Task objective
Search the data for the word "рассмотреть" and copy every line that contains it.

---------- Records ----------

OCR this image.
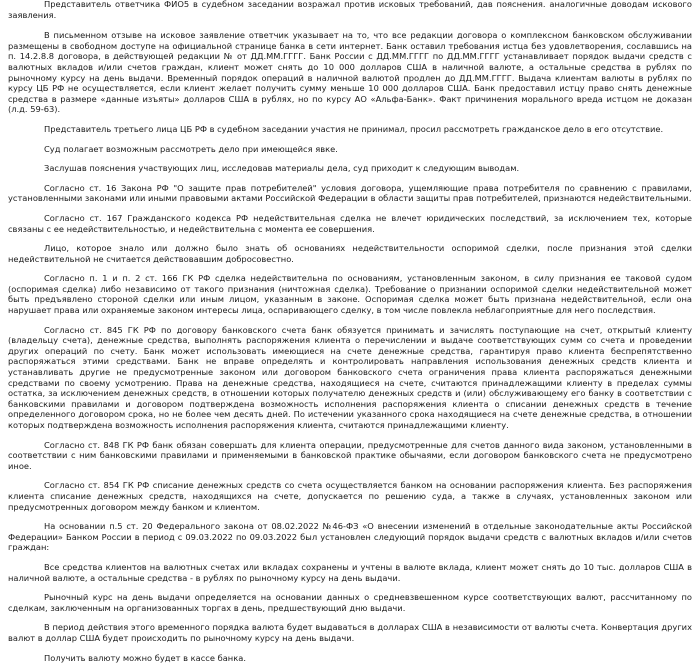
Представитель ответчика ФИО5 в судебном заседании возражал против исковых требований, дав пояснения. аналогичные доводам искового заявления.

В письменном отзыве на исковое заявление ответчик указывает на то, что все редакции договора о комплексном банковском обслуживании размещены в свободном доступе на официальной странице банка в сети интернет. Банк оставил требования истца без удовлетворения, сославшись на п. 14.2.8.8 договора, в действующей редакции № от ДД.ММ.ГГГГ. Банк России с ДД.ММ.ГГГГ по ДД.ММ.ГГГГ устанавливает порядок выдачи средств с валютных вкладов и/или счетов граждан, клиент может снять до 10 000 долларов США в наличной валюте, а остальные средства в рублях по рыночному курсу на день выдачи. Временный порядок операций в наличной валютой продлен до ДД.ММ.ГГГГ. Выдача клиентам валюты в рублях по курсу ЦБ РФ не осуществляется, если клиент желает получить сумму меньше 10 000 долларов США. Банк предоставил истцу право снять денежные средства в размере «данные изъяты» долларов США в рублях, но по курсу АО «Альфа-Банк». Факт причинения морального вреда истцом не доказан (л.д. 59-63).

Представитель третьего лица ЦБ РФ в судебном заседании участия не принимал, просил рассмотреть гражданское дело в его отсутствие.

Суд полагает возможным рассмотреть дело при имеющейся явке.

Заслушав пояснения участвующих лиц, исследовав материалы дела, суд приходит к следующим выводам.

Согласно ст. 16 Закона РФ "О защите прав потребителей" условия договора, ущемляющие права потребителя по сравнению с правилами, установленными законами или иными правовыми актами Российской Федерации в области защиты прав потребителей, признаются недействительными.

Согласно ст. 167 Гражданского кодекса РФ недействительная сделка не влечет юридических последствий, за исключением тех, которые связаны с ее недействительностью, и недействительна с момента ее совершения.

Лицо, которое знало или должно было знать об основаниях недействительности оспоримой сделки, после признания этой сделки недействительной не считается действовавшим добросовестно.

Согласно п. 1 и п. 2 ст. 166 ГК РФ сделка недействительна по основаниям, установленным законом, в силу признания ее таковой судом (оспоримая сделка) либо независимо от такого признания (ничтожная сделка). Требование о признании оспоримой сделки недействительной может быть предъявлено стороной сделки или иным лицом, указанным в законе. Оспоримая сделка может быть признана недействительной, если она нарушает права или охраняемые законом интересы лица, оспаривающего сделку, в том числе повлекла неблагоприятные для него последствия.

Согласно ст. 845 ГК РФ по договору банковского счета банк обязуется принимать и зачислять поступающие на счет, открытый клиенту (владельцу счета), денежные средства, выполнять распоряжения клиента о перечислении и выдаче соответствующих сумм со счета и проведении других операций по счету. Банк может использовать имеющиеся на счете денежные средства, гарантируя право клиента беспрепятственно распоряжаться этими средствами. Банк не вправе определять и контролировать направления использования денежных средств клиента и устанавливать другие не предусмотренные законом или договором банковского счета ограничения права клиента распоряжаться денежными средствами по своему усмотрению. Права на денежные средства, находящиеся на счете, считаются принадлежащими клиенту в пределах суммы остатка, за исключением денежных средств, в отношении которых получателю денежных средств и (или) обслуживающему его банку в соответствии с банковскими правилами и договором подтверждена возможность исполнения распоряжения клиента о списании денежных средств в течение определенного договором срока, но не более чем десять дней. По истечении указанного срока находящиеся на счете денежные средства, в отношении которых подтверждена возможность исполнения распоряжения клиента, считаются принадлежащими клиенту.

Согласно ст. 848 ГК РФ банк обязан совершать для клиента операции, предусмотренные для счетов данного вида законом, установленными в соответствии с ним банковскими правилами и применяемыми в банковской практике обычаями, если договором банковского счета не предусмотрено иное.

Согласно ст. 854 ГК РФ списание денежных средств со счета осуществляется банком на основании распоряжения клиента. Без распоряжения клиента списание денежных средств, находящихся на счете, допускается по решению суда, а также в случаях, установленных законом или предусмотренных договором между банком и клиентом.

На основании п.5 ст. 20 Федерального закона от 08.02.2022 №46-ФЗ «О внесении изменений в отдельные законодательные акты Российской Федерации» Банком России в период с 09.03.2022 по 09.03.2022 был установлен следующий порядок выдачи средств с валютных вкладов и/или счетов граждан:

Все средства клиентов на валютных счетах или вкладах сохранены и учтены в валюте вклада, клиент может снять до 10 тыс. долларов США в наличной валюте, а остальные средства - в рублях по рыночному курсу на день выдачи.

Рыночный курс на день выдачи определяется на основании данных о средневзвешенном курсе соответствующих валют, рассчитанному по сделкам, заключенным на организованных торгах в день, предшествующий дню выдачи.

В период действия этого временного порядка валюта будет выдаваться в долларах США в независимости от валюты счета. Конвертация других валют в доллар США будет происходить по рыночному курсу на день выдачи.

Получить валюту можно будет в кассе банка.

----------
---------- Records ----------

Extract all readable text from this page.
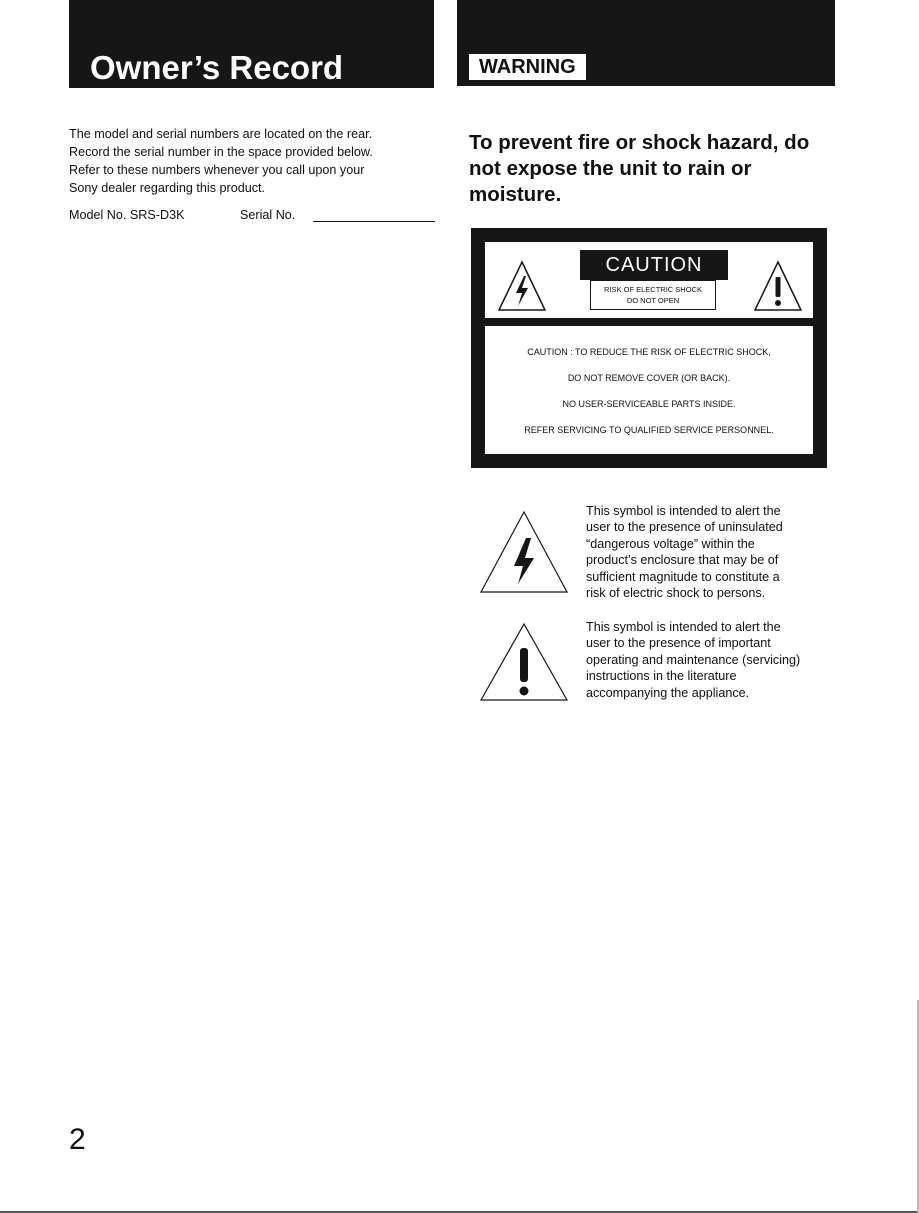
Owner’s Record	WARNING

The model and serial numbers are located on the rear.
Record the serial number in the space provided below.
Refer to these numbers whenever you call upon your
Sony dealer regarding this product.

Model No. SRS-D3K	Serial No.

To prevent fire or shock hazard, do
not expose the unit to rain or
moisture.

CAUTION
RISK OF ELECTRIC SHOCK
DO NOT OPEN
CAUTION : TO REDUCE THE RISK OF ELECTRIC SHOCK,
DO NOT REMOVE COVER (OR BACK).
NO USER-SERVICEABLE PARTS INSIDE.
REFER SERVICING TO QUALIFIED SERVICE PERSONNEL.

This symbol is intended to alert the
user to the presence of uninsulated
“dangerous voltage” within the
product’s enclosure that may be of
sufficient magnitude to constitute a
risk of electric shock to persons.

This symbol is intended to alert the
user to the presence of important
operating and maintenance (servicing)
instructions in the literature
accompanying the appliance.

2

----------

Response to this task
Представитель третьего лица ЦБ РФ в судебном заседании участия не принимал, просил рассмотреть гражданское дело в его отсутствие.
Суд полагает возможным рассмотреть дело при имеющейся явке.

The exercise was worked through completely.